> _TO BE DONE_
Reproduce all the lines exactly as they stand, apart from the pictures.

> _TASK INPUTS_
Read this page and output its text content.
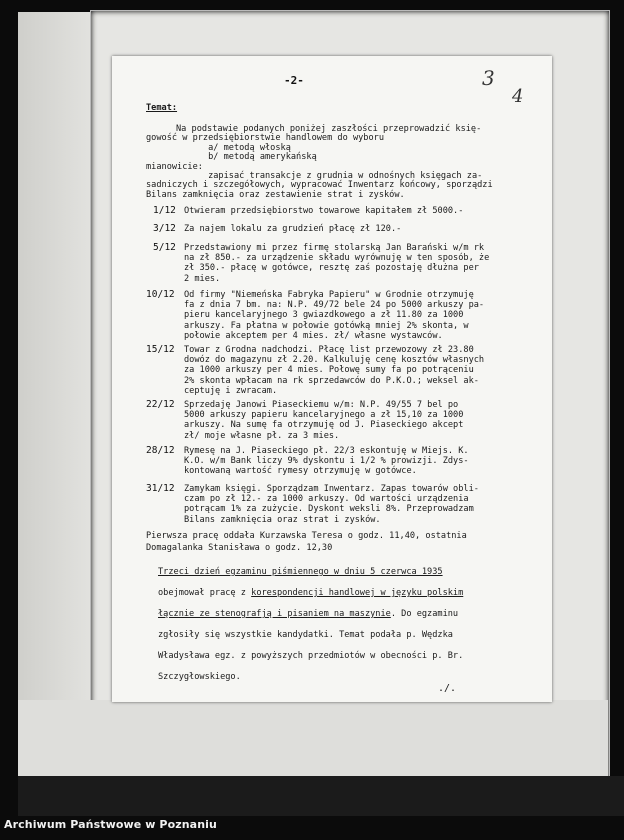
-2-	3
4
Temat:
Na podstawie podanych poniżej zaszłości przeprowadzić księ-
gowość w przedsiębiorstwie handlowem do wyboru
a/ metodą włoską
b/ metodą amerykańską
mianowicie:
zapisać transakcje z grudnia w odnośnych księgach za-
sadniczych i szczegółowych, wypracować Inwentarz końcowy, sporządzi
Bilans zamknięcia oraz zestawienie strat i zysków.
1/12 Otwieram przedsiębiorstwo towarowe kapitałem zł 5000.-
3/12 Za najem lokalu za grudzień płacę zł 120.-
5/12 Przedstawiony mi przez firmę stolarską Jan Barański w/m rk
na zł 850.- za urządzenie składu wyrównuję w ten sposób, że
zł 350.- płacę w gotówce, resztę zaś pozostaję dłużna per
2 mies.
10/12 Od firmy "Niemeńska Fabryka Papieru" w Grodnie otrzymuję
fa z dnia 7 bm. na: N.P. 49/72 bele 24 po 5000 arkuszy pa-
pieru kancelaryjnego 3 gwiazdkowego a zł 11.80 za 1000
arkuszy. Fa płatna w połowie gotówką mniej 2% skonta, w
połowie akceptem per 4 mies. zł/ własne wystawców.
15/12 Towar z Grodna nadchodzi. Płacę list przewozowy zł 23.80
dowóz do magazynu zł 2.20. Kalkuluję cenę kosztów własnych
za 1000 arkuszy per 4 mies. Połowę sumy fa po potrąceniu
2% skonta wpłacam na rk sprzedawców do P.K.O.; weksel ak-
ceptuję i zwracam.
22/12 Sprzedaję Janowi Piaseckiemu w/m: N.P. 49/55 7 bel po
5000 arkuszy papieru kancelaryjnego a zł 15,10 za 1000
arkuszy. Na sumę fa otrzymuję od J. Piaseckiego akcept
zł/ moje własne pł. za 3 mies.
28/12 Rymesę na J. Piaseckiego pł. 22/3 eskontuję w Miejs. K.
K.O. w/m Bank liczy 9% dyskontu i 1/2 % prowizji. Zdys-
kontowaną wartość rymesy otrzymuję w gotówce.
31/12 Zamykam księgi. Sporządzam Inwentarz. Zapas towarów obli-
czam po zł 12.- za 1000 arkuszy. Od wartości urządzenia
potrącam 1% za zużycie. Dyskont weksli 8%. Przeprowadzam
Bilans zamknięcia oraz strat i zysków.
Pierwsza pracę oddała Kurzawska Teresa o godz. 11,40, ostatnia
Domagalanka Stanisława o godz. 12,30
Trzeci dzień egzaminu piśmiennego w dniu 5 czerwca 1935
obejmował pracę z korespondencji handlowej w języku polskim
łącznie ze stenografją i pisaniem na maszynie. Do egzaminu
zgłosiły się wszystkie kandydatki. Temat podała p. Wędzka
Władysława egz. z powyższych przedmiotów w obecności p. Br.
Szczygłowskiego.
./.
Archiwum Państwowe w Poznaniu
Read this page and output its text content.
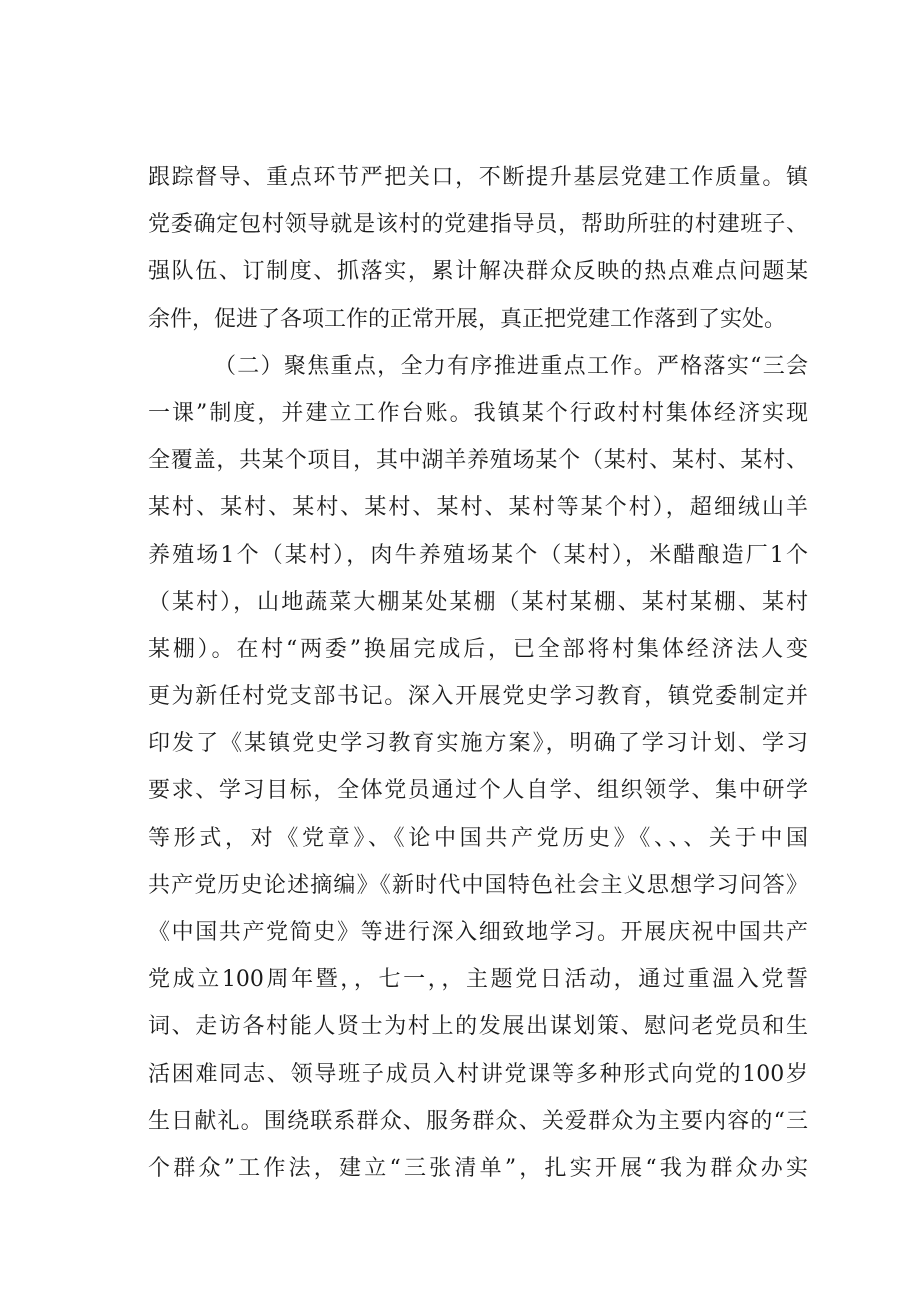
跟踪督导、重点环节严把关口，不断提升基层党建工作质量。镇
党委确定包村领导就是该村的党建指导员，帮助所驻的村建班子、
强队伍、订制度、抓落实，累计解决群众反映的热点难点问题某
余件，促进了各项工作的正常开展，真正把党建工作落到了实处。
（二）聚焦重点，全力有序推进重点工作。严格落实“三会
一课”制度，并建立工作台账。我镇某个行政村村集体经济实现
全覆盖，共某个项目，其中湖羊养殖场某个（某村、某村、某村、
某村、某村、某村、某村、某村、某村等某个村），超细绒山羊
养殖场1个（某村），肉牛养殖场某个（某村），米醋酿造厂1个
（某村），山地蔬菜大棚某处某棚（某村某棚、某村某棚、某村
某棚）。在村“两委”换届完成后，已全部将村集体经济法人变
更为新任村党支部书记。深入开展党史学习教育，镇党委制定并
印发了《某镇党史学习教育实施方案》，明确了学习计划、学习
要求、学习目标，全体党员通过个人自学、组织领学、集中研学
等形式，对《党章》、《论中国共产党历史》《、、、关于中国
共产党历史论述摘编》《新时代中国特色社会主义思想学习问答》
《中国共产党简史》等进行深入细致地学习。开展庆祝中国共产
党成立100周年暨，，七一，，主题党日活动，通过重温入党誓
词、走访各村能人贤士为村上的发展出谋划策、慰问老党员和生
活困难同志、领导班子成员入村讲党课等多种形式向党的100岁
生日献礼。围绕联系群众、服务群众、关爱群众为主要内容的“三
个群众”工作法，建立“三张清单”，扎实开展“我为群众办实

> _CORRECT OUTPUT_
Read this page and output its text content.
-2-	3
4
Temat:
Na podstawie podanych poniżej zaszłości przeprowadzić księ-
gowość w przedsiębiorstwie handlowem do wyboru
a/ metodą włoską
b/ metodą amerykańską
mianowicie:
zapisać transakcje z grudnia w odnośnych księgach za-
sadniczych i szczegółowych, wypracować Inwentarz końcowy, sporządzi
Bilans zamknięcia oraz zestawienie strat i zysków.
1/12 Otwieram przedsiębiorstwo towarowe kapitałem zł 5000.-
3/12 Za najem lokalu za grudzień płacę zł 120.-
5/12 Przedstawiony mi przez firmę stolarską Jan Barański w/m rk
na zł 850.- za urządzenie składu wyrównuję w ten sposób, że
zł 350.- płacę w gotówce, resztę zaś pozostaję dłużna per
2 mies.
10/12 Od firmy "Niemeńska Fabryka Papieru" w Grodnie otrzymuję
fa z dnia 7 bm. na: N.P. 49/72 bele 24 po 5000 arkuszy pa-
pieru kancelaryjnego 3 gwiazdkowego a zł 11.80 za 1000
arkuszy. Fa płatna w połowie gotówką mniej 2% skonta, w
połowie akceptem per 4 mies. zł/ własne wystawców.
15/12 Towar z Grodna nadchodzi. Płacę list przewozowy zł 23.80
dowóz do magazynu zł 2.20. Kalkuluję cenę kosztów własnych
za 1000 arkuszy per 4 mies. Połowę sumy fa po potrąceniu
2% skonta wpłacam na rk sprzedawców do P.K.O.; weksel ak-
ceptuję i zwracam.
22/12 Sprzedaję Janowi Piaseckiemu w/m: N.P. 49/55 7 bel po
5000 arkuszy papieru kancelaryjnego a zł 15,10 za 1000
arkuszy. Na sumę fa otrzymuję od J. Piaseckiego akcept
zł/ moje własne pł. za 3 mies.
28/12 Rymesę na J. Piaseckiego pł. 22/3 eskontuję w Miejs. K.
K.O. w/m Bank liczy 9% dyskontu i 1/2 % prowizji. Zdys-
kontowaną wartość rymesy otrzymuję w gotówce.
31/12 Zamykam księgi. Sporządzam Inwentarz. Zapas towarów obli-
czam po zł 12.- za 1000 arkuszy. Od wartości urządzenia
potrącam 1% za zużycie. Dyskont weksli 8%. Przeprowadzam
Bilans zamknięcia oraz strat i zysków.
Pierwsza pracę oddała Kurzawska Teresa o godz. 11,40, ostatnia
Domagalanka Stanisława o godz. 12,30
Trzeci dzień egzaminu piśmiennego w dniu 5 czerwca 1935
obejmował pracę z korespondencji handlowej w języku polskim
łącznie ze stenografją i pisaniem na maszynie. Do egzaminu
zgłosiły się wszystkie kandydatki. Temat podała p. Wędzka
Władysława egz. z powyższych przedmiotów w obecności p. Br.
Szczygłowskiego.
./.
Archiwum Państwowe w Poznaniu
Read this page and output its text content.
跟踪督导、重点环节严把关口，不断提升基层党建工作质量。镇
党委确定包村领导就是该村的党建指导员，帮助所驻的村建班子、
强队伍、订制度、抓落实，累计解决群众反映的热点难点问题某
余件，促进了各项工作的正常开展，真正把党建工作落到了实处。
（二）聚焦重点，全力有序推进重点工作。严格落实“三会
一课”制度，并建立工作台账。我镇某个行政村村集体经济实现
全覆盖，共某个项目，其中湖羊养殖场某个（某村、某村、某村、
某村、某村、某村、某村、某村、某村等某个村），超细绒山羊
养殖场1个（某村），肉牛养殖场某个（某村），米醋酿造厂1个
（某村），山地蔬菜大棚某处某棚（某村某棚、某村某棚、某村
某棚）。在村“两委”换届完成后，已全部将村集体经济法人变
更为新任村党支部书记。深入开展党史学习教育，镇党委制定并
印发了《某镇党史学习教育实施方案》，明确了学习计划、学习
要求、学习目标，全体党员通过个人自学、组织领学、集中研学
等形式，对《党章》、《论中国共产党历史》《、、、关于中国
共产党历史论述摘编》《新时代中国特色社会主义思想学习问答》
《中国共产党简史》等进行深入细致地学习。开展庆祝中国共产
党成立100周年暨，，七一，，主题党日活动，通过重温入党誓
词、走访各村能人贤士为村上的发展出谋划策、慰问老党员和生
活困难同志、领导班子成员入村讲党课等多种形式向党的100岁
生日献礼。围绕联系群众、服务群众、关爱群众为主要内容的“三
个群众”工作法，建立“三张清单”，扎实开展“我为群众办实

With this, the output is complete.